■ **Extracted entries**

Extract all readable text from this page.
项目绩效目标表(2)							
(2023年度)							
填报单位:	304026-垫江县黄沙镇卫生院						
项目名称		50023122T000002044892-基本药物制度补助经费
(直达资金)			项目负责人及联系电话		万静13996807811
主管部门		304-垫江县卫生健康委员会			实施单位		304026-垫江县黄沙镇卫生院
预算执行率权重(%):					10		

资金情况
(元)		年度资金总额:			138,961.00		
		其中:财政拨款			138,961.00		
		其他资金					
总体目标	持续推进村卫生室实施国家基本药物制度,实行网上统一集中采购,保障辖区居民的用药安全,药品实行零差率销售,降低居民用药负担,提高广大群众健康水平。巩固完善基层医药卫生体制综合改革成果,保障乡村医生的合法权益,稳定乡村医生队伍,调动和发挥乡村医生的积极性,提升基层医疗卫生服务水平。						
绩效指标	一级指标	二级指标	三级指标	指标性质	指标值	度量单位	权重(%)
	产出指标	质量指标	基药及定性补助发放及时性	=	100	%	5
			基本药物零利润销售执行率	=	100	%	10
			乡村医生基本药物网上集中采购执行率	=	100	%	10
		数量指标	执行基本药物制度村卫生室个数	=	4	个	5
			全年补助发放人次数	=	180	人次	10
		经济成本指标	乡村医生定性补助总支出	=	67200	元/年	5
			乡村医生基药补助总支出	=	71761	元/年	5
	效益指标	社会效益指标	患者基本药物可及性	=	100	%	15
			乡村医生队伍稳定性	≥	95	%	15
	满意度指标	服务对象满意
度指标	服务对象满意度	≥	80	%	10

■ **Exercise goal**
Please reproduce all of the entries exactly as they stand.

■ **Answer to the exercise**
Extract all readable text from this page.
项目绩效目标表(2)							
(2023年度)							
填报单位:	304026-垫江县黄沙镇卫生院						
项目名称		50023122T000002044892-基本药物制度补助经费
(直达资金)			项目负责人及联系电话		万静13996807811
主管部门		304-垫江县卫生健康委员会			实施单位		304026-垫江县黄沙镇卫生院
预算执行率权重(%):					10		

资金情况
(元)		年度资金总额:			138,961.00		
		其中:财政拨款			138,961.00		
		其他资金					
总体目标	持续推进村卫生室实施国家基本药物制度,实行网上统一集中采购,保障辖区居民的用药安全,药品实行零差率销售,降低居民用药负担,提高广大群众健康水平。巩固完善基层医药卫生体制综合改革成果,保障乡村医生的合法权益,稳定乡村医生队伍,调动和发挥乡村医生的积极性,提升基层医疗卫生服务水平。						
绩效指标	一级指标	二级指标	三级指标	指标性质	指标值	度量单位	权重(%)
	产出指标	质量指标	基药及定性补助发放及时性	=	100	%	5
			基本药物零利润销售执行率	=	100	%	10
			乡村医生基本药物网上集中采购执行率	=	100	%	10
		数量指标	执行基本药物制度村卫生室个数	=	4	个	5
			全年补助发放人次数	=	180	人次	10
		经济成本指标	乡村医生定性补助总支出	=	67200	元/年	5
			乡村医生基药补助总支出	=	71761	元/年	5
	效益指标	社会效益指标	患者基本药物可及性	=	100	%	15
			乡村医生队伍稳定性	≥	95	%	15
	满意度指标	服务对象满意
度指标	服务对象满意度	≥	80	%	10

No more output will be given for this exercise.